* To be done:
- 1) Who designed Bellum Magica, according to the passage?
- 2) Please transcribe the passage from "No more Mr Nice" up to and including "from other players!".

* Passage:
— start —
No more Mr Nice Guy! In Blue Orange's Bellum Magica, you're an evil warlord out to loot as much treasure as you can by using your growing army of goblins and dragons to attack hapless villagers and to steal from other players!



Designed by Frédéric Guérard, with cute art by Sylvain Aublin, Bellum Magica is at heart a card drafting game. The 2-5 players each start off with a 'castle' board and two starter goblin cards. The castle and cards are all divided into six rows, corresponding to the six faces of a conventional six-sided die. Players decide whether to place each of their goblin cards to the left or right of their castle: cards placed to the left yield resources; those to the right add to the player's attack strength. Each round, one player rolls a d6 and all the players activate that row on their castle. First they all collect the resources shown for that row, then, if they have enough sword icons in the row, they attack one of the available village locations or, if they also have a steal icon, they can instead attack another player.
— end —
* Record set:
— start —
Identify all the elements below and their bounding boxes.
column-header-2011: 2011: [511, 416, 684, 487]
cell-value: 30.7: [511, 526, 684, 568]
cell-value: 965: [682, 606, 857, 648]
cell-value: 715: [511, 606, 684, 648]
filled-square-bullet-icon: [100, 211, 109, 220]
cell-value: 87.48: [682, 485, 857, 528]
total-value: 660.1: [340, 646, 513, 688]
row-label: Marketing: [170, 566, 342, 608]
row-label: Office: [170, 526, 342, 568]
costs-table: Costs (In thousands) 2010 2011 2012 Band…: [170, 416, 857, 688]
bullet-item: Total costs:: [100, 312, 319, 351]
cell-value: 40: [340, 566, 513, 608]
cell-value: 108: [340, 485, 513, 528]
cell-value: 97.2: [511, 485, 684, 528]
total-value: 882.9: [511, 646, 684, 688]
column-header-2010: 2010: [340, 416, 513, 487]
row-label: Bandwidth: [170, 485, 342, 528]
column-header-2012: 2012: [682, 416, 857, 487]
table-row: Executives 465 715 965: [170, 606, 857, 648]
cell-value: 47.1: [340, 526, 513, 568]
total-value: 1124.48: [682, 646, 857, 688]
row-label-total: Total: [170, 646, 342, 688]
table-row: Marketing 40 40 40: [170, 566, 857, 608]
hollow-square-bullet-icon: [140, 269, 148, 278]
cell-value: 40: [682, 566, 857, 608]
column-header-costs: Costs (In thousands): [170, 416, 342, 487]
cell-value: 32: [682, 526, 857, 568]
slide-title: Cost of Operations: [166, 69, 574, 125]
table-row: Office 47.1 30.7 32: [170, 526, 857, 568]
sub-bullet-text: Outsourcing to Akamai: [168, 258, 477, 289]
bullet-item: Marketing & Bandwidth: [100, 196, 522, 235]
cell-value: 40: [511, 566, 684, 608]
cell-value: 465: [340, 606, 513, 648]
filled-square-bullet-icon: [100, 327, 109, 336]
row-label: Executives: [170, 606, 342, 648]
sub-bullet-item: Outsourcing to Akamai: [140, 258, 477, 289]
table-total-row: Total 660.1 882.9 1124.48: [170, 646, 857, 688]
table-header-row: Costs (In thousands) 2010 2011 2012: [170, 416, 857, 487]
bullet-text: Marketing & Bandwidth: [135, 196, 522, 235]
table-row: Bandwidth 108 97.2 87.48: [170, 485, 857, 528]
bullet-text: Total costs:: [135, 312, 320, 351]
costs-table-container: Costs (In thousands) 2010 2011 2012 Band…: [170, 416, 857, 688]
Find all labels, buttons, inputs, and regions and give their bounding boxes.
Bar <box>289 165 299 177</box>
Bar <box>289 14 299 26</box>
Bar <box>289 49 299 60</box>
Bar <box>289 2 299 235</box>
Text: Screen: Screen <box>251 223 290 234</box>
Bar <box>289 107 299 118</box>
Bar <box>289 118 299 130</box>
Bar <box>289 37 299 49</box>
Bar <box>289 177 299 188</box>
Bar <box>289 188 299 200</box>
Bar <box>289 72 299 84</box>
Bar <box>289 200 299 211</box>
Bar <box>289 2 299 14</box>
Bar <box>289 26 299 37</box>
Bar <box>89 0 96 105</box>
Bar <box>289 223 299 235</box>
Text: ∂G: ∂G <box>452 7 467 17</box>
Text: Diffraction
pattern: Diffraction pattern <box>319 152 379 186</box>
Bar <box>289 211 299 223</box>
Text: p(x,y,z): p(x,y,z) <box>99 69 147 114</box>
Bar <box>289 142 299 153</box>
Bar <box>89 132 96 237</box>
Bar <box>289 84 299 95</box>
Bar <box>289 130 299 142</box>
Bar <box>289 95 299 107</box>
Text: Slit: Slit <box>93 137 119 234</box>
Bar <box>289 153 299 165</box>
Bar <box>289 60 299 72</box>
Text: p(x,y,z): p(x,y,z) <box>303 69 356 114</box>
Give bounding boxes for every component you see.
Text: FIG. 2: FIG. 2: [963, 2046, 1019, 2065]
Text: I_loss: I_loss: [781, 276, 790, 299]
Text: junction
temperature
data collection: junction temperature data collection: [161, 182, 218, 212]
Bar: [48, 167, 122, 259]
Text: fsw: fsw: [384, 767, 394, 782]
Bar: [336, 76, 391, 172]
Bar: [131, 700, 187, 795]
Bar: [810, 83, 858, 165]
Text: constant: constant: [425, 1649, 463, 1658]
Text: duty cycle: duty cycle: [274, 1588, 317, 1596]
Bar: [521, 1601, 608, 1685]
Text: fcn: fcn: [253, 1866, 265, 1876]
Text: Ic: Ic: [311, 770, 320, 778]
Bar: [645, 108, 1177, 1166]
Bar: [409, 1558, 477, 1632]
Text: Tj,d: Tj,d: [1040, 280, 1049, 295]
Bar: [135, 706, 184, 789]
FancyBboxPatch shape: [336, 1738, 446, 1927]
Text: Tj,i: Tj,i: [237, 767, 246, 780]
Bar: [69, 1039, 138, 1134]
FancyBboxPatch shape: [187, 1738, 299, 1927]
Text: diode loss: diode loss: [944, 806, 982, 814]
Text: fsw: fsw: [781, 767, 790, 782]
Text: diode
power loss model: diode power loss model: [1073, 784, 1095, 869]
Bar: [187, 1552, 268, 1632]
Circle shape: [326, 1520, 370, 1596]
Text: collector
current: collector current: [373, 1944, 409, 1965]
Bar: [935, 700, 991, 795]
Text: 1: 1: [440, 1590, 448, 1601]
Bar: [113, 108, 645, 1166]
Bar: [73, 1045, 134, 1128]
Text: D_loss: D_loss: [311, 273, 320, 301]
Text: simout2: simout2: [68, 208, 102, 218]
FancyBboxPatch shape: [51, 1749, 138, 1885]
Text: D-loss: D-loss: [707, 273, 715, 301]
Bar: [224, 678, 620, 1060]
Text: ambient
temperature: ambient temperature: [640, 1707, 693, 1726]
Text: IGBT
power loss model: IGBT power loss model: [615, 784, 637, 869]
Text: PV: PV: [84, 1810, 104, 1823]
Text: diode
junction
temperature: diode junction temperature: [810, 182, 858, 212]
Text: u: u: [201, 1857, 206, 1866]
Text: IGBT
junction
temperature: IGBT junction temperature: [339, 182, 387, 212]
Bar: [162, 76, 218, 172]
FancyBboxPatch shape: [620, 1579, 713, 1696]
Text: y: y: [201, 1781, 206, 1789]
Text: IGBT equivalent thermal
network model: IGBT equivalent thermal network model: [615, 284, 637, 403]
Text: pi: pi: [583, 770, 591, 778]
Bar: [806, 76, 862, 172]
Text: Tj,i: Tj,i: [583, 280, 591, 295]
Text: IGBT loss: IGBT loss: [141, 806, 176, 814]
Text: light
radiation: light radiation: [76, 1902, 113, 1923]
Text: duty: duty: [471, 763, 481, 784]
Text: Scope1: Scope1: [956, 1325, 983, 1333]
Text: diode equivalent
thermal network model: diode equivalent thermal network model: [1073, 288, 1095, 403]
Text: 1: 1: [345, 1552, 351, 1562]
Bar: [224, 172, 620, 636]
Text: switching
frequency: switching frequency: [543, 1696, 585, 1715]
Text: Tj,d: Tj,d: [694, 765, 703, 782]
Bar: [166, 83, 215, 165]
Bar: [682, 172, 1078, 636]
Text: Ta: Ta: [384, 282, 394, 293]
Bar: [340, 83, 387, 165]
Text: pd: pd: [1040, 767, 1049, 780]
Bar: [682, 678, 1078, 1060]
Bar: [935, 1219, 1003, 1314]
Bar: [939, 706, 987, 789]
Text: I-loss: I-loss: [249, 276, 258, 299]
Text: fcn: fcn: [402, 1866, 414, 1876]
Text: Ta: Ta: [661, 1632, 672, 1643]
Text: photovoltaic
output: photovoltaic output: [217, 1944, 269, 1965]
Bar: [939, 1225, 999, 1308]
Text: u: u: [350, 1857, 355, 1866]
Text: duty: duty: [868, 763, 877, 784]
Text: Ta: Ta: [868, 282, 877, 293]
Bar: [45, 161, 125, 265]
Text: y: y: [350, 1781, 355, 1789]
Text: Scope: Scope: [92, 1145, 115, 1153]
— end —
* The answers:
- 1) Frédéric Guérard

- 2)
No more Mr Nice Guy! In Blue Orange's Bellum Magica, you're an evil warlord out to loot as much treasure as you can by using your growing army of goblins and dragons to attack hapless villagers and to steal from other players!